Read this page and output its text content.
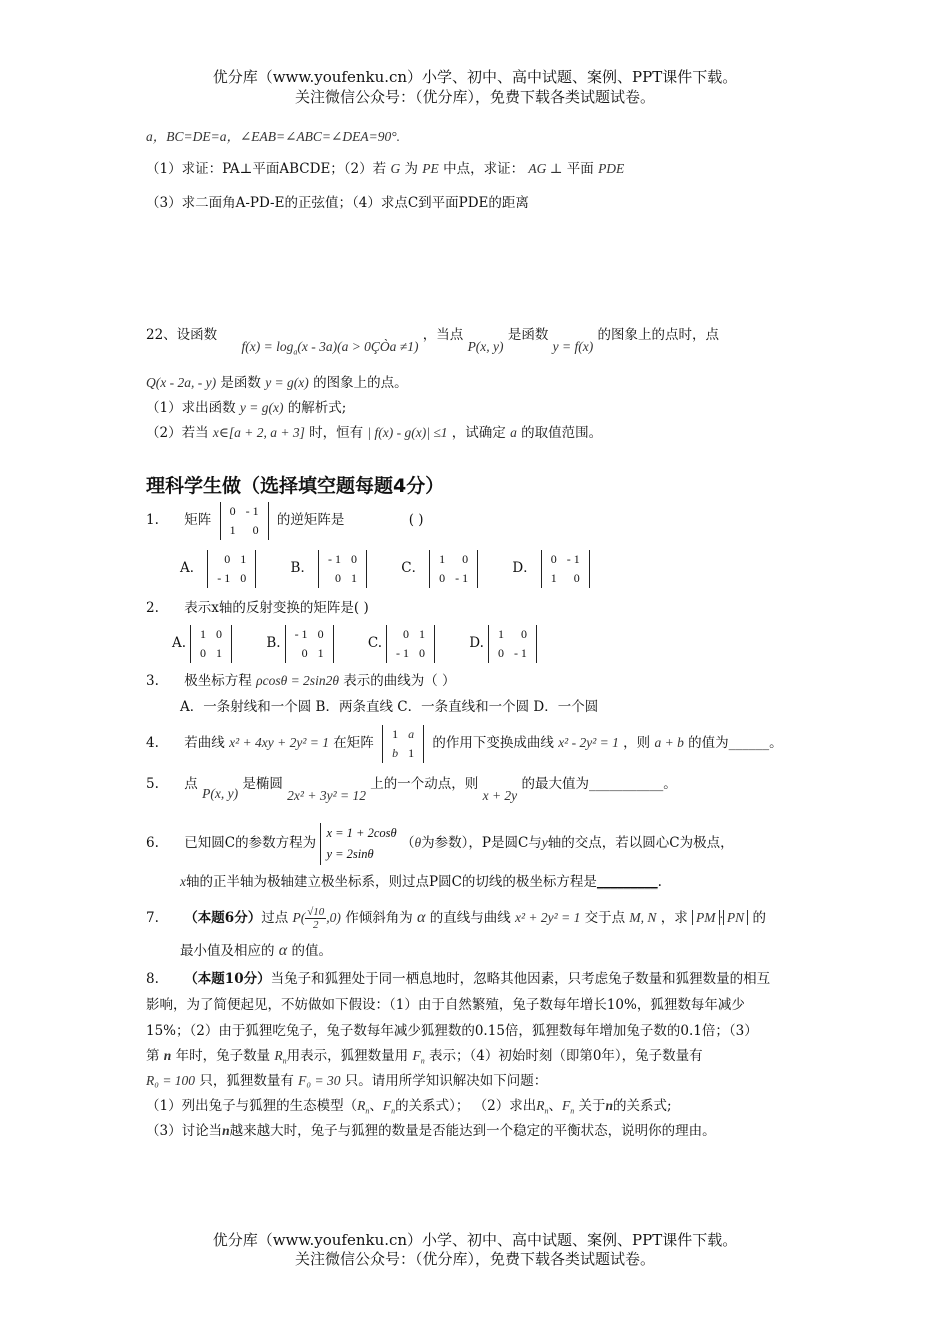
优分库（www.youfenku.cn）小学、初中、高中试题、案例、PPT课件下载。
关注微信公众号：（优分库），免费下载各类试题试卷。
a，BC=DE=a，∠EAB=∠ABC=∠DEA=90°.
（1）求证：PA⊥平面ABCDE；（2）若 G 为 PE 中点，求证： AG ⊥ 平面 PDE
（3）求二面角A-PD-E的正弦值；（4）求点C到平面PDE的距离
22、设函数 $f(x) = \log_a(x - 3a)(a$ > 0ÇÒa ≠1) ，当点 P(x, y) 是函数 y = f(x) 的图象上的点时，点
Q(x - 2a, - y) 是函数 y = g(x) 的图象上的点。
（1）求出函数 y = g(x) 的解析式;
（2）若当 x∈[a + 2, a + 3] 时，恒有 | f(x) - g(x)| ≤1 ，试确定 a 的取值范围。
理科学生做（选择填空题每题4分）
1. 矩阵
0	- 1
1	0
的逆矩阵是	( )
A．
0	1
- 1	0
B．
- 1	0
0	1
C．
1	0
0	- 1
D．
0	- 1
1	0
2. 表示x轴的反射变换的矩阵是( )
A.
1	0
0	1
B.
- 1	0
0	1
C.
0	1
- 1	0
D.
1	0
0	- 1
3. 极坐标方程 ρcosθ = 2sin2θ 表示的曲线为（ ）
A．一条射线和一个圆 B．两条直线 C．一条直线和一个圆 D．一个圆
4. 若曲线 x² + 4xy + 2y² = 1 在矩阵
1	a
b	1
的作用下变换成曲线 x² - 2y² = 1 ，则 a + b 的值为______。
5. 点 P(x, y) 是椭圆 2x² + 3y² = 12 上的一个动点，则 x + 2y 的最大值为___________。
6. 已知圆C的参数方程为 x = 1 + 2cosθ
y = 2sinθ （θ为参数），P是圆C与y轴的交点，若以圆心C为极点，
x轴的正半轴为极轴建立极坐标系，则过点P圆C的切线的极坐标方程是_________.
7. （本题6分）过点 $P(\frac{√10}{2},0)$ 作倾斜角为 α 的直线与曲线 x² + 2y² = 1 交于点 M, N ，求 PM · PN 的
最小值及相应的 α 的值。
8. （本题10分）当兔子和狐狸处于同一栖息地时，忽略其他因素，只考虑兔子数量和狐狸数量的相互
影响，为了简便起见，不妨做如下假设：（1）由于自然繁殖，兔子数每年增长10%，狐狸数每年减少
15%；（2）由于狐狸吃兔子，兔子数每年减少狐狸数的0.15倍，狐狸数每年增加兔子数的0.1倍；（3）
第 n 年时，兔子数量 $R_n$用表示，狐狸数量用 $F_n$ 表示；（4）初始时刻（即第0年），兔子数量有
R₀ = 100 只，狐狸数量有 F₀ = 30 只。请用所学知识解决如下问题：
（1）列出兔子与狐狸的生态模型（$R_n$、$F_n$的关系式）； （2）求出$R_n$、$F_n$ 关于n的关系式;
（3）讨论当n越来越大时，兔子与狐狸的数量是否能达到一个稳定的平衡状态，说明你的理由。
优分库（www.youfenku.cn）小学、初中、高中试题、案例、PPT课件下载。
关注微信公众号：（优分库），免费下载各类试题试卷。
________
Exercise details –
Replicate the material above verbatim; images stay out of the copy.

The completed task –
Read this page and output its text content.
优分库（www.youfenku.cn）小学、初中、高中试题、案例、PPT课件下载。
关注微信公众号：（优分库），免费下载各类试题试卷。
a，BC=DE=a，∠EAB=∠ABC=∠DEA=90°.
（1）求证：PA⊥平面ABCDE；（2）若 G 为 PE 中点，求证： AG ⊥ 平面 PDE
（3）求二面角A-PD-E的正弦值；（4）求点C到平面PDE的距离
22、设函数 $f(x) = \log_a(x - 3a)(a$ > 0ÇÒa ≠1) ，当点 P(x, y) 是函数 y = f(x) 的图象上的点时，点
Q(x - 2a, - y) 是函数 y = g(x) 的图象上的点。
（1）求出函数 y = g(x) 的解析式;
（2）若当 x∈[a + 2, a + 3] 时，恒有 | f(x) - g(x)| ≤1 ，试确定 a 的取值范围。
理科学生做（选择填空题每题4分）
1. 矩阵
0	- 1
1	0
的逆矩阵是	( )
A．
0	1
- 1	0
B．
- 1	0
0	1
C．
1	0
0	- 1
D．
0	- 1
1	0
2. 表示x轴的反射变换的矩阵是( )
A.
1	0
0	1
B.
- 1	0
0	1
C.
0	1
- 1	0
D.
1	0
0	- 1
3. 极坐标方程 ρcosθ = 2sin2θ 表示的曲线为（ ）
A．一条射线和一个圆 B．两条直线 C．一条直线和一个圆 D．一个圆
4. 若曲线 x² + 4xy + 2y² = 1 在矩阵
1	a
b	1
的作用下变换成曲线 x² - 2y² = 1 ，则 a + b 的值为______。
5. 点 P(x, y) 是椭圆 2x² + 3y² = 12 上的一个动点，则 x + 2y 的最大值为___________。
6. 已知圆C的参数方程为 x = 1 + 2cosθ
y = 2sinθ （θ为参数），P是圆C与y轴的交点，若以圆心C为极点，
x轴的正半轴为极轴建立极坐标系，则过点P圆C的切线的极坐标方程是_________.
7. （本题6分）过点 $P(\frac{√10}{2},0)$ 作倾斜角为 α 的直线与曲线 x² + 2y² = 1 交于点 M, N ，求 PM · PN 的
最小值及相应的 α 的值。
8. （本题10分）当兔子和狐狸处于同一栖息地时，忽略其他因素，只考虑兔子数量和狐狸数量的相互
影响，为了简便起见，不妨做如下假设：（1）由于自然繁殖，兔子数每年增长10%，狐狸数每年减少
15%；（2）由于狐狸吃兔子，兔子数每年减少狐狸数的0.15倍，狐狸数每年增加兔子数的0.1倍；（3）
第 n 年时，兔子数量 $R_n$用表示，狐狸数量用 $F_n$ 表示；（4）初始时刻（即第0年），兔子数量有
R₀ = 100 只，狐狸数量有 F₀ = 30 只。请用所学知识解决如下问题：
（1）列出兔子与狐狸的生态模型（$R_n$、$F_n$的关系式）； （2）求出$R_n$、$F_n$ 关于n的关系式;
（3）讨论当n越来越大时，兔子与狐狸的数量是否能达到一个稳定的平衡状态，说明你的理由。
优分库（www.youfenku.cn）小学、初中、高中试题、案例、PPT课件下载。
关注微信公众号：（优分库），免费下载各类试题试卷。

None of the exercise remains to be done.